Data entries
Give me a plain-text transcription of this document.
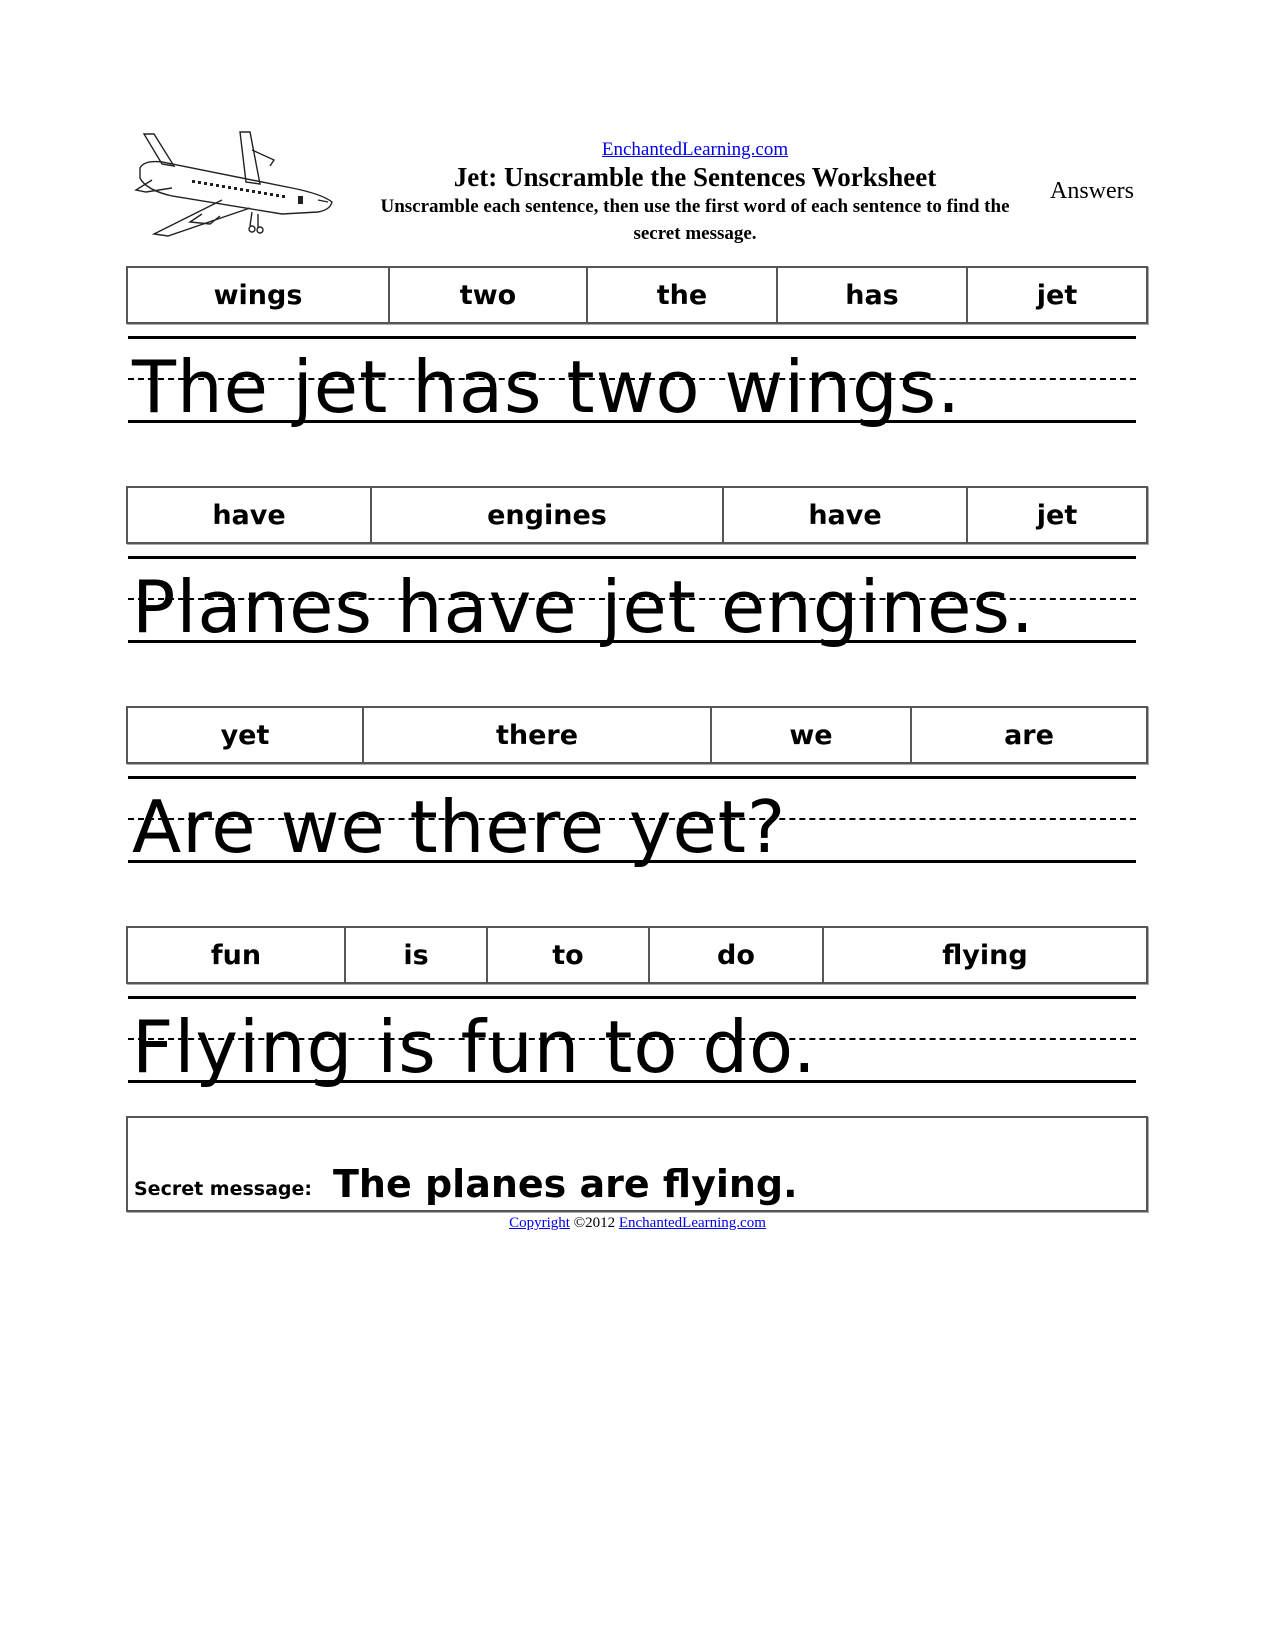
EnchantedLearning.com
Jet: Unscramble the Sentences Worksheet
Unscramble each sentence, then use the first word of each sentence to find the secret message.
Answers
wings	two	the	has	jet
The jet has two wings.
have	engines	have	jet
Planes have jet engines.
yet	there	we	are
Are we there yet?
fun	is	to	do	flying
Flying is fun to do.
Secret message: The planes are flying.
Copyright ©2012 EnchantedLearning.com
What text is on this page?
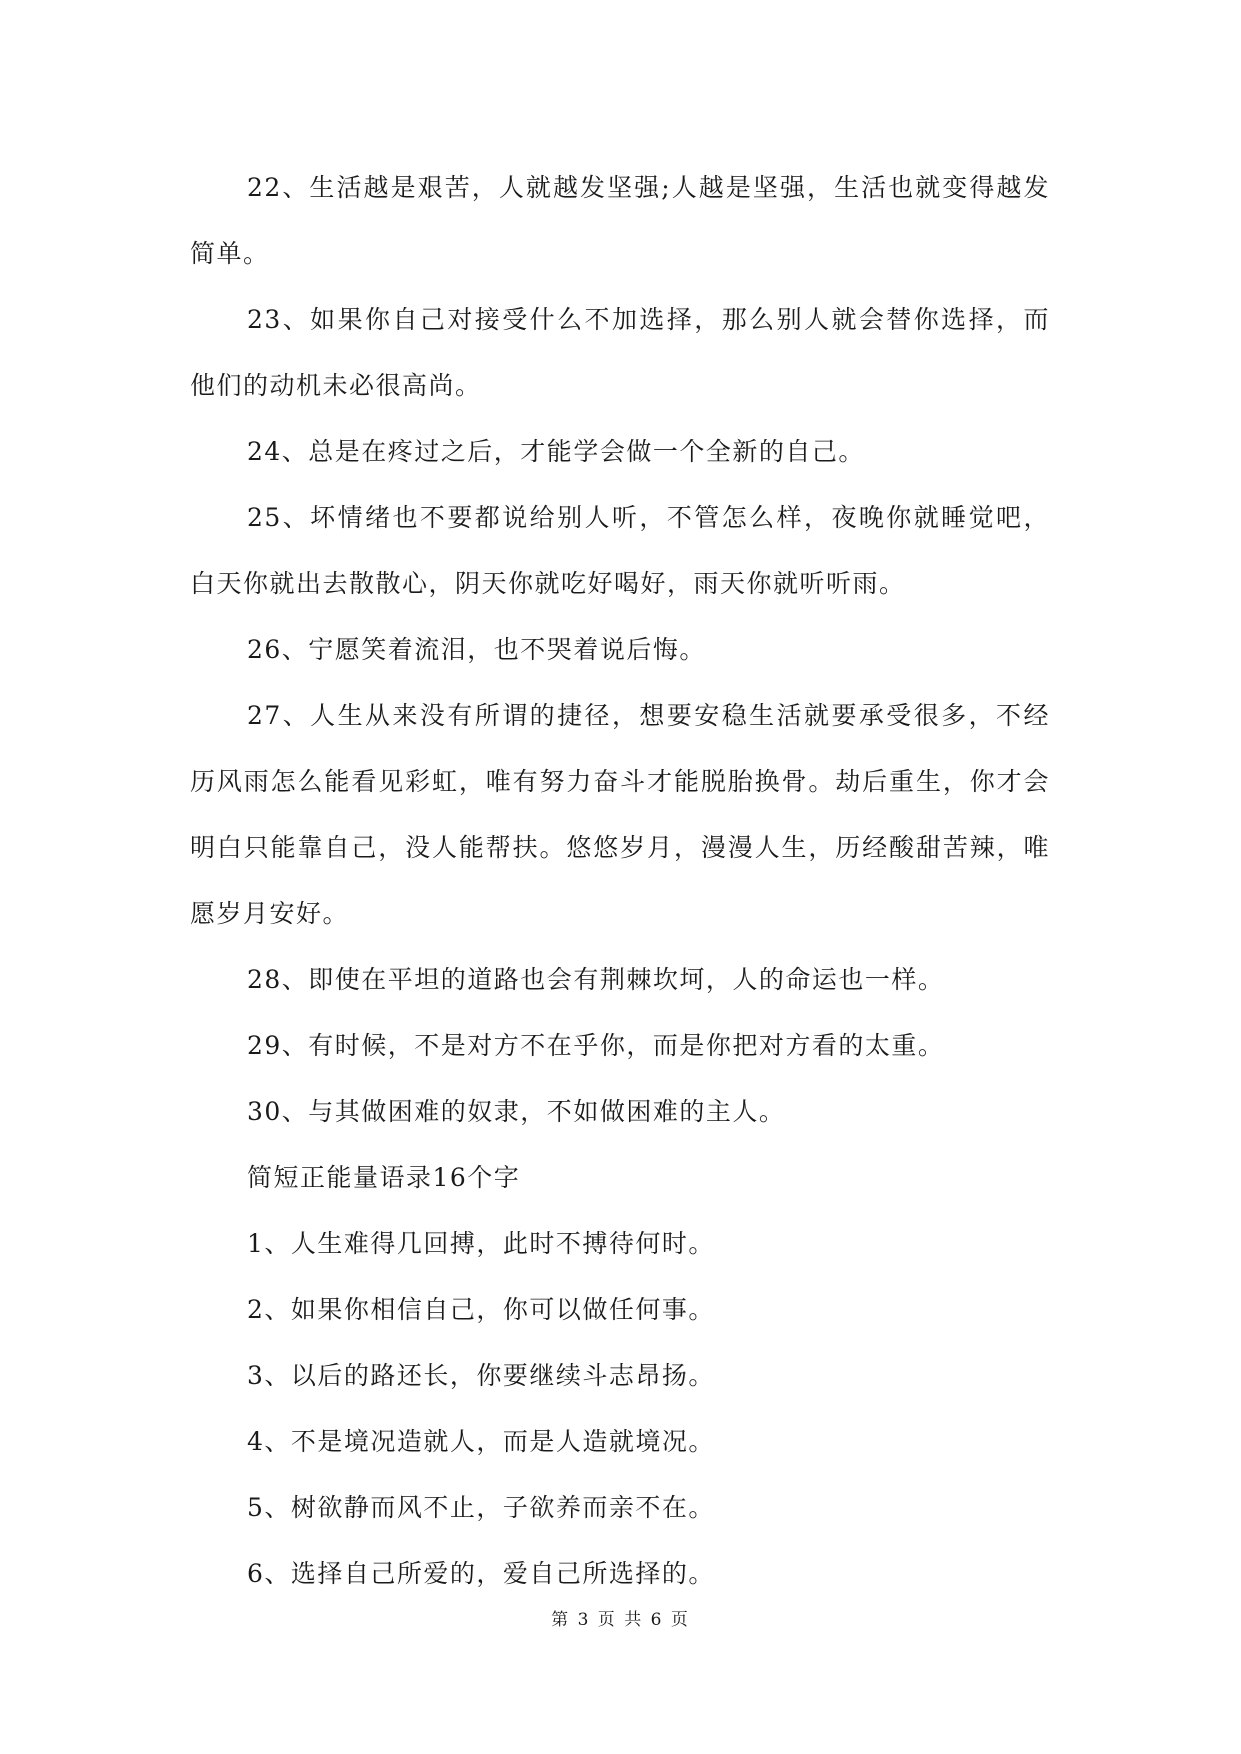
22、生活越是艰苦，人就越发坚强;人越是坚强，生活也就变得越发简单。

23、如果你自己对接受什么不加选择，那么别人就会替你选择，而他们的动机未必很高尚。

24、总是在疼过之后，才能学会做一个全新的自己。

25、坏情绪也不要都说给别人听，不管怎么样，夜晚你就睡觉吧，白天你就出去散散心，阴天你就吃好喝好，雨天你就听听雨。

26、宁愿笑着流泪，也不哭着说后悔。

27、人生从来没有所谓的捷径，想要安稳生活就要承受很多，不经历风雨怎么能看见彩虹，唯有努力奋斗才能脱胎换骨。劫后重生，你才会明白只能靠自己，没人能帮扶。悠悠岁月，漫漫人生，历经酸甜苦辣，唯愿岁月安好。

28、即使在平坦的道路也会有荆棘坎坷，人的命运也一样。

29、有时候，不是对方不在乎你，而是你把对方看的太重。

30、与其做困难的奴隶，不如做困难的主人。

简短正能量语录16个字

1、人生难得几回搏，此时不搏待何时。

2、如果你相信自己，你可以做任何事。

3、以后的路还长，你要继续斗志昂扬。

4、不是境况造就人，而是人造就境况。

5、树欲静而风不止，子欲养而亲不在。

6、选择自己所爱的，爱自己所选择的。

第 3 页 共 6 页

#### [TASK]
Each entry shown above must be quoted exactly, with its pictures left out.

#### [WRITTEN REPLY]
Give me a plain-text transcription of this document.
EnchantedLearning.com
Jet: Unscramble the Sentences Worksheet
Unscramble each sentence, then use the first word of each sentence to find the secret message.
Answers
wings	two	the	has	jet
The jet has two wings.
have	engines	have	jet
Planes have jet engines.
yet	there	we	are
Are we there yet?
fun	is	to	do	flying
Flying is fun to do.
Secret message: The planes are flying.
Copyright ©2012 EnchantedLearning.com
What text is on this page?
22、生活越是艰苦，人就越发坚强;人越是坚强，生活也就变得越发简单。

23、如果你自己对接受什么不加选择，那么别人就会替你选择，而他们的动机未必很高尚。

24、总是在疼过之后，才能学会做一个全新的自己。

25、坏情绪也不要都说给别人听，不管怎么样，夜晚你就睡觉吧，白天你就出去散散心，阴天你就吃好喝好，雨天你就听听雨。

26、宁愿笑着流泪，也不哭着说后悔。

27、人生从来没有所谓的捷径，想要安稳生活就要承受很多，不经历风雨怎么能看见彩虹，唯有努力奋斗才能脱胎换骨。劫后重生，你才会明白只能靠自己，没人能帮扶。悠悠岁月，漫漫人生，历经酸甜苦辣，唯愿岁月安好。

28、即使在平坦的道路也会有荆棘坎坷，人的命运也一样。

29、有时候，不是对方不在乎你，而是你把对方看的太重。

30、与其做困难的奴隶，不如做困难的主人。

简短正能量语录16个字

1、人生难得几回搏，此时不搏待何时。

2、如果你相信自己，你可以做任何事。

3、以后的路还长，你要继续斗志昂扬。

4、不是境况造就人，而是人造就境况。

5、树欲静而风不止，子欲养而亲不在。

6、选择自己所爱的，爱自己所选择的。

第 3 页 共 6 页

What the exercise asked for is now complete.